__Problem description__. Leave out the pictures and restate the rest of the data exactly.

__Records for the task__.
↓↓↓

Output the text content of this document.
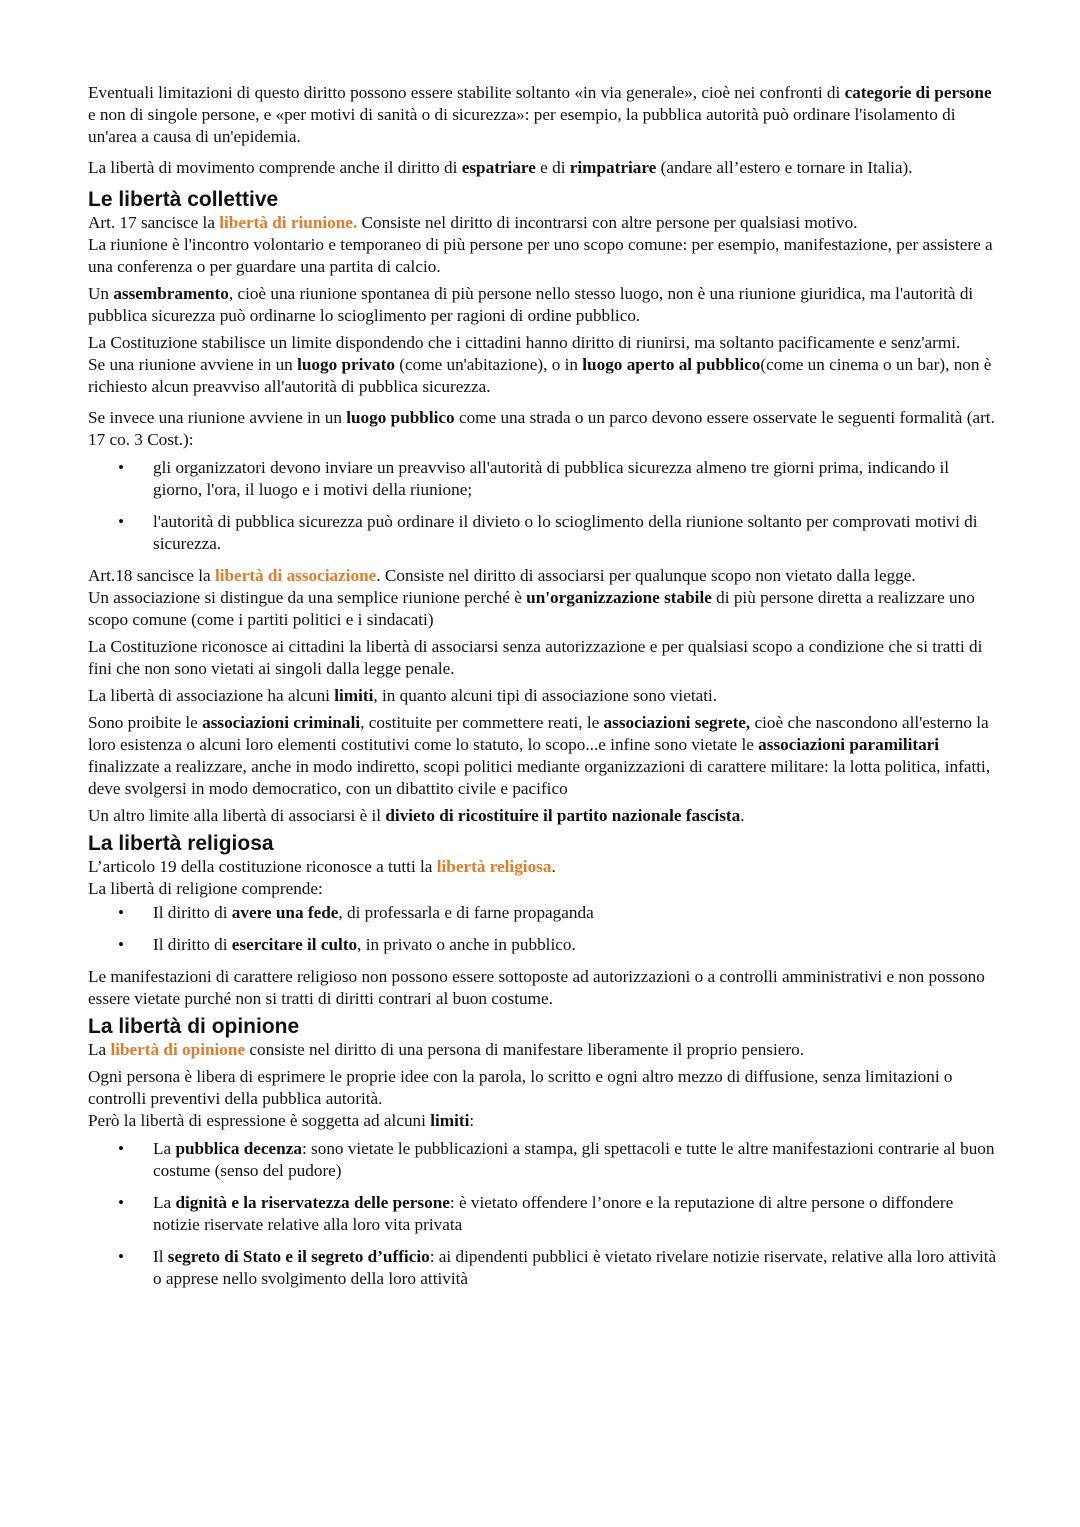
Eventuali limitazioni di questo diritto possono essere stabilite soltanto «in via generale», cioè nei confronti di categorie di persone e non di singole persone, e «per motivi di sanità o di sicurezza»: per esempio, la pubblica autorità può ordinare l'isolamento di un'area a causa di un'epidemia.

La libertà di movimento comprende anche il diritto di espatriare e di rimpatriare (andare all’estero e tornare in Italia).

Le libertà collettive

Art. 17 sancisce la libertà di riunione. Consiste nel diritto di incontrarsi con altre persone per qualsiasi motivo.

La riunione è l'incontro volontario e temporaneo di più persone per uno scopo comune: per esempio, manifestazione, per assistere a una conferenza o per guardare una partita di calcio.

Un assembramento, cioè una riunione spontanea di più persone nello stesso luogo, non è una riunione giuridica, ma l'autorità di pubblica sicurezza può ordinarne lo scioglimento per ragioni di ordine pubblico.

La Costituzione stabilisce un limite dispondendo che i cittadini hanno diritto di riunirsi, ma soltanto pacificamente e senz'armi.

Se una riunione avviene in un luogo privato (come un'abitazione), o in luogo aperto al pubblico(come un cinema o un bar), non è richiesto alcun preavviso all'autorità di pubblica sicurezza.

Se invece una riunione avviene in un luogo pubblico come una strada o un parco devono essere osservate le seguenti formalità (art. 17 co. 3 Cost.):

• gli organizzatori devono inviare un preavviso all'autorità di pubblica sicurezza almeno tre giorni prima, indicando il giorno, l'ora, il luogo e i motivi della riunione;
• l'autorità di pubblica sicurezza può ordinare il divieto o lo scioglimento della riunione soltanto per comprovati motivi di sicurezza.

Art.18 sancisce la libertà di associazione. Consiste nel diritto di associarsi per qualunque scopo non vietato dalla legge.

Un associazione si distingue da una semplice riunione perché è un'organizzazione stabile di più persone diretta a realizzare uno scopo comune (come i partiti politici e i sindacati)

La Costituzione riconosce ai cittadini la libertà di associarsi senza autorizzazione e per qualsiasi scopo a condizione che si tratti di fini che non sono vietati ai singoli dalla legge penale.

La libertà di associazione ha alcuni limiti, in quanto alcuni tipi di associazione sono vietati.

Sono proibite le associazioni criminali, costituite per commettere reati, le associazioni segrete, cioè che nascondono all'esterno la loro esistenza o alcuni loro elementi costitutivi come lo statuto, lo scopo...e infine sono vietate le associazioni paramilitari finalizzate a realizzare, anche in modo indiretto, scopi politici mediante organizzazioni di carattere militare: la lotta politica, infatti, deve svolgersi in modo democratico, con un dibattito civile e pacifico

Un altro limite alla libertà di associarsi è il divieto di ricostituire il partito nazionale fascista.

La libertà religiosa

L’articolo 19 della costituzione riconosce a tutti la libertà religiosa.

La libertà di religione comprende:

• Il diritto di avere una fede, di professarla e di farne propaganda
• Il diritto di esercitare il culto, in privato o anche in pubblico.

Le manifestazioni di carattere religioso non possono essere sottoposte ad autorizzazioni o a controlli amministrativi e non possono essere vietate purché non si tratti di diritti contrari al buon costume.

La libertà di opinione

La libertà di opinione consiste nel diritto di una persona di manifestare liberamente il proprio pensiero.

Ogni persona è libera di esprimere le proprie idee con la parola, lo scritto e ogni altro mezzo di diffusione, senza limitazioni o controlli preventivi della pubblica autorità.

Però la libertà di espressione è soggetta ad alcuni limiti:

• La pubblica decenza: sono vietate le pubblicazioni a stampa, gli spettacoli e tutte le altre manifestazioni contrarie al buon costume (senso del pudore)
• La dignità e la riservatezza delle persone: è vietato offendere l’onore e la reputazione di altre persone o diffondere notizie riservate relative alla loro vita privata
• Il segreto di Stato e il segreto d’ufficio: ai dipendenti pubblici è vietato rivelare notizie riservate, relative alla loro attività o apprese nello svolgimento della loro attività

↑↑↑

__Output of the task__.
Output the text content of this document.
Eventuali limitazioni di questo diritto possono essere stabilite soltanto «in via generale», cioè nei confronti di categorie di persone e non di singole persone, e «per motivi di sanità o di sicurezza»: per esempio, la pubblica autorità può ordinare l'isolamento di un'area a causa di un'epidemia.

La libertà di movimento comprende anche il diritto di espatriare e di rimpatriare (andare all’estero e tornare in Italia).

Le libertà collettive

Art. 17 sancisce la libertà di riunione. Consiste nel diritto di incontrarsi con altre persone per qualsiasi motivo.

La riunione è l'incontro volontario e temporaneo di più persone per uno scopo comune: per esempio, manifestazione, per assistere a una conferenza o per guardare una partita di calcio.

Un assembramento, cioè una riunione spontanea di più persone nello stesso luogo, non è una riunione giuridica, ma l'autorità di pubblica sicurezza può ordinarne lo scioglimento per ragioni di ordine pubblico.

La Costituzione stabilisce un limite dispondendo che i cittadini hanno diritto di riunirsi, ma soltanto pacificamente e senz'armi.

Se una riunione avviene in un luogo privato (come un'abitazione), o in luogo aperto al pubblico(come un cinema o un bar), non è richiesto alcun preavviso all'autorità di pubblica sicurezza.

Se invece una riunione avviene in un luogo pubblico come una strada o un parco devono essere osservate le seguenti formalità (art. 17 co. 3 Cost.):

• gli organizzatori devono inviare un preavviso all'autorità di pubblica sicurezza almeno tre giorni prima, indicando il giorno, l'ora, il luogo e i motivi della riunione;
• l'autorità di pubblica sicurezza può ordinare il divieto o lo scioglimento della riunione soltanto per comprovati motivi di sicurezza.

Art.18 sancisce la libertà di associazione. Consiste nel diritto di associarsi per qualunque scopo non vietato dalla legge.

Un associazione si distingue da una semplice riunione perché è un'organizzazione stabile di più persone diretta a realizzare uno scopo comune (come i partiti politici e i sindacati)

La Costituzione riconosce ai cittadini la libertà di associarsi senza autorizzazione e per qualsiasi scopo a condizione che si tratti di fini che non sono vietati ai singoli dalla legge penale.

La libertà di associazione ha alcuni limiti, in quanto alcuni tipi di associazione sono vietati.

Sono proibite le associazioni criminali, costituite per commettere reati, le associazioni segrete, cioè che nascondono all'esterno la loro esistenza o alcuni loro elementi costitutivi come lo statuto, lo scopo...e infine sono vietate le associazioni paramilitari finalizzate a realizzare, anche in modo indiretto, scopi politici mediante organizzazioni di carattere militare: la lotta politica, infatti, deve svolgersi in modo democratico, con un dibattito civile e pacifico

Un altro limite alla libertà di associarsi è il divieto di ricostituire il partito nazionale fascista.

La libertà religiosa

L’articolo 19 della costituzione riconosce a tutti la libertà religiosa.

La libertà di religione comprende:

• Il diritto di avere una fede, di professarla e di farne propaganda
• Il diritto di esercitare il culto, in privato o anche in pubblico.

Le manifestazioni di carattere religioso non possono essere sottoposte ad autorizzazioni o a controlli amministrativi e non possono essere vietate purché non si tratti di diritti contrari al buon costume.

La libertà di opinione

La libertà di opinione consiste nel diritto di una persona di manifestare liberamente il proprio pensiero.

Ogni persona è libera di esprimere le proprie idee con la parola, lo scritto e ogni altro mezzo di diffusione, senza limitazioni o controlli preventivi della pubblica autorità.

Però la libertà di espressione è soggetta ad alcuni limiti:

• La pubblica decenza: sono vietate le pubblicazioni a stampa, gli spettacoli e tutte le altre manifestazioni contrarie al buon costume (senso del pudore)
• La dignità e la riservatezza delle persone: è vietato offendere l’onore e la reputazione di altre persone o diffondere notizie riservate relative alla loro vita privata
• Il segreto di Stato e il segreto d’ufficio: ai dipendenti pubblici è vietato rivelare notizie riservate, relative alla loro attività o apprese nello svolgimento della loro attività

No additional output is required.